Extracted information:
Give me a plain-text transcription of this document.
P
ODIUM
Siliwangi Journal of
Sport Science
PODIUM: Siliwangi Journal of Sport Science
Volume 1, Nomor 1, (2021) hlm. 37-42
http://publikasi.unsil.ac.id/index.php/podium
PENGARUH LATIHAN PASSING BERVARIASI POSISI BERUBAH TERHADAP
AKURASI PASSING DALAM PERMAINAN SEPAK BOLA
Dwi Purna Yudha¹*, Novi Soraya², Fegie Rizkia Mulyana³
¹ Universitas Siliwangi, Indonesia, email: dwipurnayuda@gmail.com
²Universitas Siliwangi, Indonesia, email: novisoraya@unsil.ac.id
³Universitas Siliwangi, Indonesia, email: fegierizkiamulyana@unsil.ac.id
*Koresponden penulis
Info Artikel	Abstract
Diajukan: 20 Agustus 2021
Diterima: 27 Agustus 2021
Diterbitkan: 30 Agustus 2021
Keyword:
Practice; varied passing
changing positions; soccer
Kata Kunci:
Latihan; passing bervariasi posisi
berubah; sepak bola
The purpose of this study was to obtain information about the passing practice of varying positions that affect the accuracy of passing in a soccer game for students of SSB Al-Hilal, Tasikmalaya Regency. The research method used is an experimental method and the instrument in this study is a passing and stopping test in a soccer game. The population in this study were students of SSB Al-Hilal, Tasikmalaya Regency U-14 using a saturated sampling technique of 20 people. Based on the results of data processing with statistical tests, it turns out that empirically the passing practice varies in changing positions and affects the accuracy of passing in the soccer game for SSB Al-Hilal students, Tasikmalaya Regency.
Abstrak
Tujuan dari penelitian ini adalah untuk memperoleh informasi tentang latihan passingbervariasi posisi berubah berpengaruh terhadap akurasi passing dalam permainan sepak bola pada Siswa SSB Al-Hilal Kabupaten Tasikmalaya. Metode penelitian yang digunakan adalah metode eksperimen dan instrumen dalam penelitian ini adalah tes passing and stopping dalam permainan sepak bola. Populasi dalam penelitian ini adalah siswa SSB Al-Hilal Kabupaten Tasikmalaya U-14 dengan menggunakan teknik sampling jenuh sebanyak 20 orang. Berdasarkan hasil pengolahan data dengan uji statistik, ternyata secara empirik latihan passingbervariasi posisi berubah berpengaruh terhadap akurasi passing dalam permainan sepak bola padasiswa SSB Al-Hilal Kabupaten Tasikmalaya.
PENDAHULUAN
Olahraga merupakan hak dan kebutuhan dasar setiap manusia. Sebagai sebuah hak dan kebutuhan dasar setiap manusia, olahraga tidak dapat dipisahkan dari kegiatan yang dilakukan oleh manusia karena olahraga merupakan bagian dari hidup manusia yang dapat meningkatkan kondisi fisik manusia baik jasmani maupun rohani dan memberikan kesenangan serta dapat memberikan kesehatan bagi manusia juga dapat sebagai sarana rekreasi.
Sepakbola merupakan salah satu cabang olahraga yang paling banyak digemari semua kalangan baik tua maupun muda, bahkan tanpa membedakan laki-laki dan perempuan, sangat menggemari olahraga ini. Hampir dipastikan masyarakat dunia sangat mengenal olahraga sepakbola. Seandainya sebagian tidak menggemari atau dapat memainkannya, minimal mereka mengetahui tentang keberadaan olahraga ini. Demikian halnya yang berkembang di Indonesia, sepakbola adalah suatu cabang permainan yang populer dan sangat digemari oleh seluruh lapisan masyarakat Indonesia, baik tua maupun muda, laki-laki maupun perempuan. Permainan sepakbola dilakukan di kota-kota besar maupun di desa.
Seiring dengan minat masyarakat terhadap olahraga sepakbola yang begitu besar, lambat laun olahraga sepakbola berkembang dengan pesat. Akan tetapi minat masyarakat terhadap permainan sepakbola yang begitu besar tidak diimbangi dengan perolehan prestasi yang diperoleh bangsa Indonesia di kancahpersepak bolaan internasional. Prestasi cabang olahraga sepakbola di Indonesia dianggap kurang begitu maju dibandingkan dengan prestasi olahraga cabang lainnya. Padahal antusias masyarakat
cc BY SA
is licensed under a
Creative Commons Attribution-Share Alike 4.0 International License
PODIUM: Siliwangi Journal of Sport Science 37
* * *
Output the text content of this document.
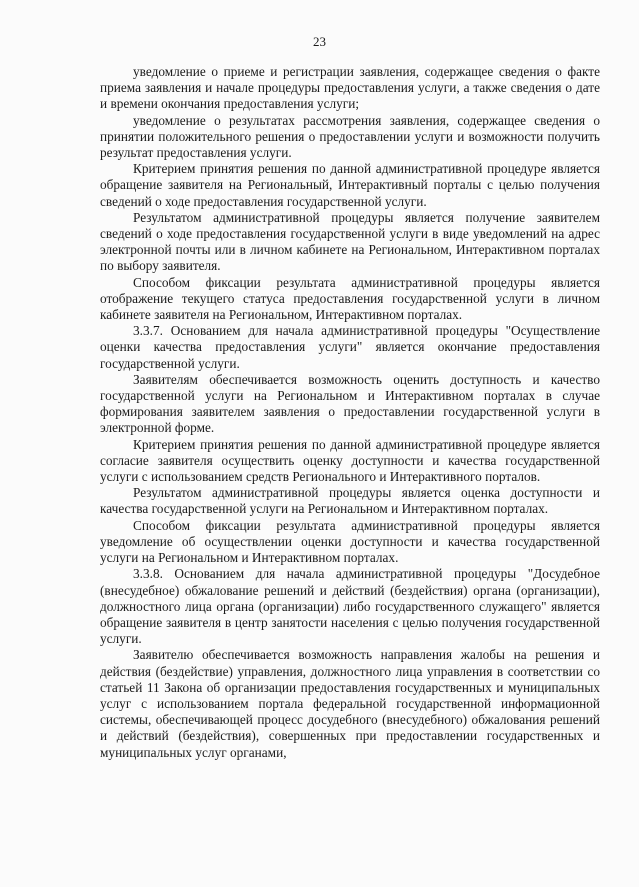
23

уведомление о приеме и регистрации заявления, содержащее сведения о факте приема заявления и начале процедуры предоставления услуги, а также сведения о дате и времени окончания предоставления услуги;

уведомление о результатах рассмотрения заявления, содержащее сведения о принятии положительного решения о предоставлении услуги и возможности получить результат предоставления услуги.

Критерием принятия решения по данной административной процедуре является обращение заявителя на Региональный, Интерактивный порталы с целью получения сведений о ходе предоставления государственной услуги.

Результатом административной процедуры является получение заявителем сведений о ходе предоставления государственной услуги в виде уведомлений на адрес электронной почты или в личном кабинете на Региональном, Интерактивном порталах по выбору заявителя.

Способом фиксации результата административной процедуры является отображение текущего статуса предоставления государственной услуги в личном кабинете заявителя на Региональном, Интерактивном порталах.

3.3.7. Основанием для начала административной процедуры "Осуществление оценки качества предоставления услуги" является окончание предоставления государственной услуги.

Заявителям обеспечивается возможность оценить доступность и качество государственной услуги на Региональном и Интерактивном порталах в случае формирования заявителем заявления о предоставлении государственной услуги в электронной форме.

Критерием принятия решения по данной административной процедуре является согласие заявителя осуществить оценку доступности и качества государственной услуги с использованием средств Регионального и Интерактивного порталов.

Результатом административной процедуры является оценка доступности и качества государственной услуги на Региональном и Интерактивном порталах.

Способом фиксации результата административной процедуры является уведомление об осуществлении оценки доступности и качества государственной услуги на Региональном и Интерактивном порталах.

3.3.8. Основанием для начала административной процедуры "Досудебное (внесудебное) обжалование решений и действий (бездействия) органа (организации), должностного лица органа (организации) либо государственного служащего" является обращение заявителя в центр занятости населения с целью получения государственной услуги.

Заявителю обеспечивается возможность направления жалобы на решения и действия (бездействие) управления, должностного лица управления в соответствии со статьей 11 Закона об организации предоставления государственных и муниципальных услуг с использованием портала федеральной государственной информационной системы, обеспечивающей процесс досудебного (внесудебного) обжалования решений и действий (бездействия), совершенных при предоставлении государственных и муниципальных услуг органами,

What the task requires: Work through the records line by line and tally those holding "text". Reply with the number alone.

Exercise output: 2